Set problem:
Copy the listing below in full and skip every picture.

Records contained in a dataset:
** START **

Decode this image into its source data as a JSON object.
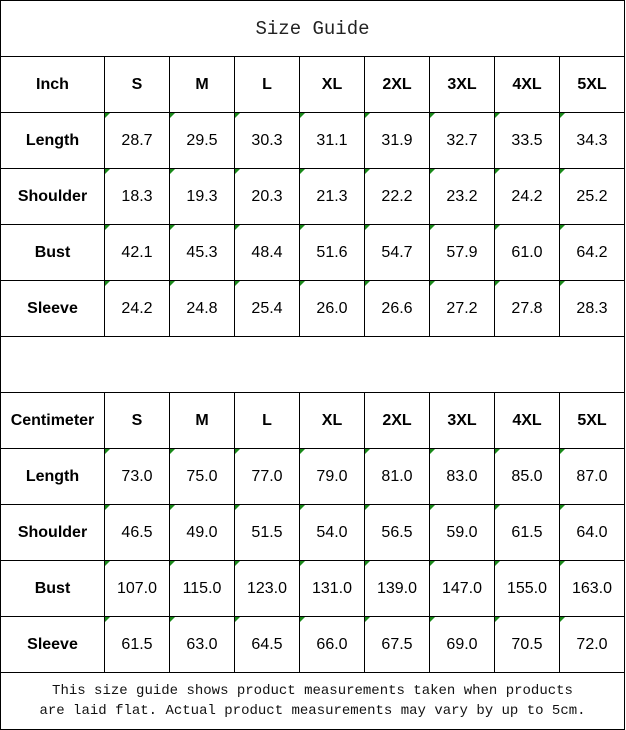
{
  "title": "Size Guide",
  "sizes": [
    "S",
    "M",
    "L",
    "XL",
    "2XL",
    "3XL",
    "4XL",
    "5XL"
  ],
  "tables": [
    {
      "unit": "Inch",
      "rows": [
        {
          "label": "Length",
          "values": [
            "28.7",
            "29.5",
            "30.3",
            "31.1",
            "31.9",
            "32.7",
            "33.5",
            "34.3"
          ]
        },
        {
          "label": "Shoulder",
          "values": [
            "18.3",
            "19.3",
            "20.3",
            "21.3",
            "22.2",
            "23.2",
            "24.2",
            "25.2"
          ]
        },
        {
          "label": "Bust",
          "values": [
            "42.1",
            "45.3",
            "48.4",
            "51.6",
            "54.7",
            "57.9",
            "61.0",
            "64.2"
          ]
        },
        {
          "label": "Sleeve",
          "values": [
            "24.2",
            "24.8",
            "25.4",
            "26.0",
            "26.6",
            "27.2",
            "27.8",
            "28.3"
          ]
        }
      ]
    },
    {
      "unit": "Centimeter",
      "rows": [
        {
          "label": "Length",
          "values": [
            "73.0",
            "75.0",
            "77.0",
            "79.0",
            "81.0",
            "83.0",
            "85.0",
            "87.0"
          ]
        },
        {
          "label": "Shoulder",
          "values": [
            "46.5",
            "49.0",
            "51.5",
            "54.0",
            "56.5",
            "59.0",
            "61.5",
            "64.0"
          ]
        },
        {
          "label": "Bust",
          "values": [
            "107.0",
            "115.0",
            "123.0",
            "131.0",
            "139.0",
            "147.0",
            "155.0",
            "163.0"
          ]
        },
        {
          "label": "Sleeve",
          "values": [
            "61.5",
            "63.0",
            "64.5",
            "66.0",
            "67.5",
            "69.0",
            "70.5",
            "72.0"
          ]
        }
      ]
    }
  ],
  "note_line1": "This size guide shows product measurements taken when products",
  "note_line2": "are laid flat. Actual product measurements may vary by up to 5cm.",
  "colors": {
    "corner_marker": "#1a8a1a",
    "border": "#000000"
  }
}
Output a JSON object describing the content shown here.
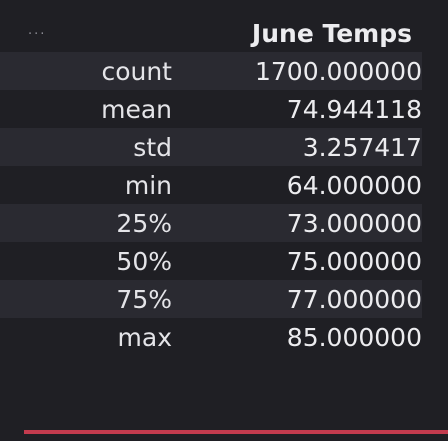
{
  "output_menu": {
    "icon": "more-horizontal-icon",
    "glyph": "···"
  },
  "table": {
    "column_header": "June Temps",
    "rows": [
      {
        "label": "count",
        "value": "1700.000000"
      },
      {
        "label": "mean",
        "value": "74.944118"
      },
      {
        "label": "std",
        "value": "3.257417"
      },
      {
        "label": "min",
        "value": "64.000000"
      },
      {
        "label": "25%",
        "value": "73.000000"
      },
      {
        "label": "50%",
        "value": "75.000000"
      },
      {
        "label": "75%",
        "value": "77.000000"
      },
      {
        "label": "max",
        "value": "85.000000"
      }
    ]
  },
  "colors": {
    "background": "#1f1f24",
    "row_stripe": "#2a2a31",
    "text": "#ececef",
    "accent_bar": "#c33b4e"
  }
}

** END **

Task answer:
Decode this image into its source data as a JSON object.
{
  "title": "Size Guide",
  "sizes": [
    "S",
    "M",
    "L",
    "XL",
    "2XL",
    "3XL",
    "4XL",
    "5XL"
  ],
  "tables": [
    {
      "unit": "Inch",
      "rows": [
        {
          "label": "Length",
          "values": [
            "28.7",
            "29.5",
            "30.3",
            "31.1",
            "31.9",
            "32.7",
            "33.5",
            "34.3"
          ]
        },
        {
          "label": "Shoulder",
          "values": [
            "18.3",
            "19.3",
            "20.3",
            "21.3",
            "22.2",
            "23.2",
            "24.2",
            "25.2"
          ]
        },
        {
          "label": "Bust",
          "values": [
            "42.1",
            "45.3",
            "48.4",
            "51.6",
            "54.7",
            "57.9",
            "61.0",
            "64.2"
          ]
        },
        {
          "label": "Sleeve",
          "values": [
            "24.2",
            "24.8",
            "25.4",
            "26.0",
            "26.6",
            "27.2",
            "27.8",
            "28.3"
          ]
        }
      ]
    },
    {
      "unit": "Centimeter",
      "rows": [
        {
          "label": "Length",
          "values": [
            "73.0",
            "75.0",
            "77.0",
            "79.0",
            "81.0",
            "83.0",
            "85.0",
            "87.0"
          ]
        },
        {
          "label": "Shoulder",
          "values": [
            "46.5",
            "49.0",
            "51.5",
            "54.0",
            "56.5",
            "59.0",
            "61.5",
            "64.0"
          ]
        },
        {
          "label": "Bust",
          "values": [
            "107.0",
            "115.0",
            "123.0",
            "131.0",
            "139.0",
            "147.0",
            "155.0",
            "163.0"
          ]
        },
        {
          "label": "Sleeve",
          "values": [
            "61.5",
            "63.0",
            "64.5",
            "66.0",
            "67.5",
            "69.0",
            "70.5",
            "72.0"
          ]
        }
      ]
    }
  ],
  "note_line1": "This size guide shows product measurements taken when products",
  "note_line2": "are laid flat. Actual product measurements may vary by up to 5cm.",
  "colors": {
    "corner_marker": "#1a8a1a",
    "border": "#000000"
  }
}
Output a JSON object describing the content shown here.
{
  "output_menu": {
    "icon": "more-horizontal-icon",
    "glyph": "···"
  },
  "table": {
    "column_header": "June Temps",
    "rows": [
      {
        "label": "count",
        "value": "1700.000000"
      },
      {
        "label": "mean",
        "value": "74.944118"
      },
      {
        "label": "std",
        "value": "3.257417"
      },
      {
        "label": "min",
        "value": "64.000000"
      },
      {
        "label": "25%",
        "value": "73.000000"
      },
      {
        "label": "50%",
        "value": "75.000000"
      },
      {
        "label": "75%",
        "value": "77.000000"
      },
      {
        "label": "max",
        "value": "85.000000"
      }
    ]
  },
  "colors": {
    "background": "#1f1f24",
    "row_stripe": "#2a2a31",
    "text": "#ececef",
    "accent_bar": "#c33b4e"
  }
}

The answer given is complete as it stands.